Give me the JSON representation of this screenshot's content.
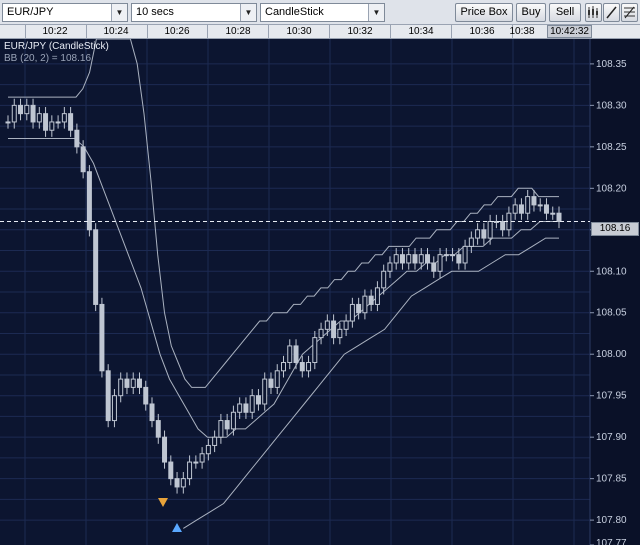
{
  "toolbar": {
    "symbol": "EUR/JPY",
    "interval": "10 secs",
    "chart_style": "CandleStick",
    "price_box_label": "Price Box",
    "buy_label": "Buy",
    "sell_label": "Sell"
  },
  "chart": {
    "title": "EUR/JPY (CandleStick)",
    "indicator": "BB (20, 2) = 108.16",
    "current_price": "108.16",
    "current_time": "10:42:32",
    "time_labels": [
      "10:22",
      "10:24",
      "10:26",
      "10:28",
      "10:30",
      "10:32",
      "10:34",
      "10:36",
      "10:38"
    ],
    "price_labels": [
      "108.35",
      "108.30",
      "108.25",
      "108.20",
      "108.15",
      "108.10",
      "108.05",
      "108.00",
      "107.95",
      "107.90",
      "107.85",
      "107.80",
      "107.77"
    ],
    "colors": {
      "background": "#0c1530",
      "grid": "#1c2a52",
      "candle": "#bfc6d2",
      "bollinger": "#aab2c0"
    }
  },
  "chart_data": {
    "type": "candlestick",
    "symbol": "EUR/JPY",
    "interval": "10 secs",
    "indicator": "BB (20, 2)",
    "ylim": [
      107.77,
      108.38
    ],
    "x_ticks": [
      "10:22",
      "10:24",
      "10:26",
      "10:28",
      "10:30",
      "10:32",
      "10:34",
      "10:36",
      "10:38"
    ],
    "last_price": 108.16,
    "last_time": "10:42:32",
    "close": [
      108.28,
      108.3,
      108.29,
      108.3,
      108.28,
      108.29,
      108.27,
      108.28,
      108.28,
      108.29,
      108.27,
      108.25,
      108.22,
      108.15,
      108.06,
      107.98,
      107.92,
      107.95,
      107.97,
      107.96,
      107.97,
      107.96,
      107.94,
      107.92,
      107.9,
      107.87,
      107.85,
      107.84,
      107.85,
      107.87,
      107.87,
      107.88,
      107.89,
      107.9,
      107.92,
      107.91,
      107.93,
      107.94,
      107.93,
      107.95,
      107.94,
      107.97,
      107.96,
      107.98,
      107.99,
      108.01,
      107.99,
      107.98,
      107.99,
      108.02,
      108.03,
      108.04,
      108.02,
      108.03,
      108.04,
      108.06,
      108.05,
      108.07,
      108.06,
      108.08,
      108.1,
      108.11,
      108.12,
      108.11,
      108.12,
      108.11,
      108.12,
      108.11,
      108.1,
      108.12,
      108.12,
      108.12,
      108.11,
      108.13,
      108.14,
      108.15,
      108.14,
      108.16,
      108.16,
      108.15,
      108.17,
      108.18,
      108.17,
      108.19,
      108.18,
      108.18,
      108.17,
      108.17,
      108.16
    ],
    "bollinger_upper": [
      108.31,
      108.31,
      108.31,
      108.31,
      108.31,
      108.31,
      108.31,
      108.31,
      108.31,
      108.31,
      108.31,
      108.32,
      108.34,
      108.38,
      108.38,
      108.38,
      108.38,
      108.38,
      108.38,
      108.35,
      108.29,
      108.21,
      108.12,
      108.05,
      108.01,
      107.99,
      107.97,
      107.96,
      107.96,
      107.96,
      107.97,
      107.98,
      107.99,
      108.0,
      108.01,
      108.02,
      108.03,
      108.04,
      108.04,
      108.05,
      108.05,
      108.05,
      108.06,
      108.06,
      108.07,
      108.07,
      108.08,
      108.08,
      108.09,
      108.09,
      108.1,
      108.1,
      108.11,
      108.11,
      108.12,
      108.12,
      108.13,
      108.13,
      108.13,
      108.13,
      108.14,
      108.14,
      108.14,
      108.15,
      108.15,
      108.15,
      108.16,
      108.16,
      108.17,
      108.17,
      108.18,
      108.18,
      108.19,
      108.19,
      108.19,
      108.2,
      108.2,
      108.2,
      108.19,
      108.19,
      108.19,
      108.19
    ],
    "bollinger_lower": [
      108.26,
      108.26,
      108.26,
      108.26,
      108.26,
      108.26,
      108.26,
      108.26,
      108.25,
      108.23,
      108.2,
      108.17,
      108.14,
      108.11,
      108.08,
      108.04,
      108.0,
      107.97,
      107.95,
      107.93,
      107.91,
      107.9,
      107.9,
      107.9,
      107.91,
      107.91,
      107.92,
      107.93,
      107.94,
      107.96,
      107.98,
      108.0,
      108.01,
      108.02,
      108.03,
      108.04,
      108.04,
      108.05,
      108.06,
      108.07,
      108.08,
      108.09,
      108.1,
      108.1,
      108.11,
      108.11,
      108.12,
      108.12,
      108.13,
      108.13,
      108.13,
      108.14,
      108.14,
      108.14,
      108.15,
      108.15,
      108.16,
      108.16,
      108.16
    ],
    "bollinger_lower_band": [
      107.79,
      107.8,
      107.81,
      107.82,
      107.84,
      107.86,
      107.88,
      107.9,
      107.92,
      107.94,
      107.96,
      107.98,
      108.0,
      108.01,
      108.02,
      108.03,
      108.05,
      108.07,
      108.08,
      108.09,
      108.1,
      108.1,
      108.1,
      108.11,
      108.12,
      108.12,
      108.13,
      108.14,
      108.14
    ]
  }
}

##############################

#### DO THIS
Write the material out again exactly as it appears, dropping the pictures.

#### OUTPUT FOR THIS EXERCISE
Give me the JSON representation of this screenshot's content.
{
  "toolbar": {
    "symbol": "EUR/JPY",
    "interval": "10 secs",
    "chart_style": "CandleStick",
    "price_box_label": "Price Box",
    "buy_label": "Buy",
    "sell_label": "Sell"
  },
  "chart": {
    "title": "EUR/JPY (CandleStick)",
    "indicator": "BB (20, 2) = 108.16",
    "current_price": "108.16",
    "current_time": "10:42:32",
    "time_labels": [
      "10:22",
      "10:24",
      "10:26",
      "10:28",
      "10:30",
      "10:32",
      "10:34",
      "10:36",
      "10:38"
    ],
    "price_labels": [
      "108.35",
      "108.30",
      "108.25",
      "108.20",
      "108.15",
      "108.10",
      "108.05",
      "108.00",
      "107.95",
      "107.90",
      "107.85",
      "107.80",
      "107.77"
    ],
    "colors": {
      "background": "#0c1530",
      "grid": "#1c2a52",
      "candle": "#bfc6d2",
      "bollinger": "#aab2c0"
    }
  },
  "chart_data": {
    "type": "candlestick",
    "symbol": "EUR/JPY",
    "interval": "10 secs",
    "indicator": "BB (20, 2)",
    "ylim": [
      107.77,
      108.38
    ],
    "x_ticks": [
      "10:22",
      "10:24",
      "10:26",
      "10:28",
      "10:30",
      "10:32",
      "10:34",
      "10:36",
      "10:38"
    ],
    "last_price": 108.16,
    "last_time": "10:42:32",
    "close": [
      108.28,
      108.3,
      108.29,
      108.3,
      108.28,
      108.29,
      108.27,
      108.28,
      108.28,
      108.29,
      108.27,
      108.25,
      108.22,
      108.15,
      108.06,
      107.98,
      107.92,
      107.95,
      107.97,
      107.96,
      107.97,
      107.96,
      107.94,
      107.92,
      107.9,
      107.87,
      107.85,
      107.84,
      107.85,
      107.87,
      107.87,
      107.88,
      107.89,
      107.9,
      107.92,
      107.91,
      107.93,
      107.94,
      107.93,
      107.95,
      107.94,
      107.97,
      107.96,
      107.98,
      107.99,
      108.01,
      107.99,
      107.98,
      107.99,
      108.02,
      108.03,
      108.04,
      108.02,
      108.03,
      108.04,
      108.06,
      108.05,
      108.07,
      108.06,
      108.08,
      108.1,
      108.11,
      108.12,
      108.11,
      108.12,
      108.11,
      108.12,
      108.11,
      108.1,
      108.12,
      108.12,
      108.12,
      108.11,
      108.13,
      108.14,
      108.15,
      108.14,
      108.16,
      108.16,
      108.15,
      108.17,
      108.18,
      108.17,
      108.19,
      108.18,
      108.18,
      108.17,
      108.17,
      108.16
    ],
    "bollinger_upper": [
      108.31,
      108.31,
      108.31,
      108.31,
      108.31,
      108.31,
      108.31,
      108.31,
      108.31,
      108.31,
      108.31,
      108.32,
      108.34,
      108.38,
      108.38,
      108.38,
      108.38,
      108.38,
      108.38,
      108.35,
      108.29,
      108.21,
      108.12,
      108.05,
      108.01,
      107.99,
      107.97,
      107.96,
      107.96,
      107.96,
      107.97,
      107.98,
      107.99,
      108.0,
      108.01,
      108.02,
      108.03,
      108.04,
      108.04,
      108.05,
      108.05,
      108.05,
      108.06,
      108.06,
      108.07,
      108.07,
      108.08,
      108.08,
      108.09,
      108.09,
      108.1,
      108.1,
      108.11,
      108.11,
      108.12,
      108.12,
      108.13,
      108.13,
      108.13,
      108.13,
      108.14,
      108.14,
      108.14,
      108.15,
      108.15,
      108.15,
      108.16,
      108.16,
      108.17,
      108.17,
      108.18,
      108.18,
      108.19,
      108.19,
      108.19,
      108.2,
      108.2,
      108.2,
      108.19,
      108.19,
      108.19,
      108.19
    ],
    "bollinger_lower": [
      108.26,
      108.26,
      108.26,
      108.26,
      108.26,
      108.26,
      108.26,
      108.26,
      108.25,
      108.23,
      108.2,
      108.17,
      108.14,
      108.11,
      108.08,
      108.04,
      108.0,
      107.97,
      107.95,
      107.93,
      107.91,
      107.9,
      107.9,
      107.9,
      107.91,
      107.91,
      107.92,
      107.93,
      107.94,
      107.96,
      107.98,
      108.0,
      108.01,
      108.02,
      108.03,
      108.04,
      108.04,
      108.05,
      108.06,
      108.07,
      108.08,
      108.09,
      108.1,
      108.1,
      108.11,
      108.11,
      108.12,
      108.12,
      108.13,
      108.13,
      108.13,
      108.14,
      108.14,
      108.14,
      108.15,
      108.15,
      108.16,
      108.16,
      108.16
    ],
    "bollinger_lower_band": [
      107.79,
      107.8,
      107.81,
      107.82,
      107.84,
      107.86,
      107.88,
      107.9,
      107.92,
      107.94,
      107.96,
      107.98,
      108.0,
      108.01,
      108.02,
      108.03,
      108.05,
      108.07,
      108.08,
      108.09,
      108.1,
      108.1,
      108.1,
      108.11,
      108.12,
      108.12,
      108.13,
      108.14,
      108.14
    ]
  }
}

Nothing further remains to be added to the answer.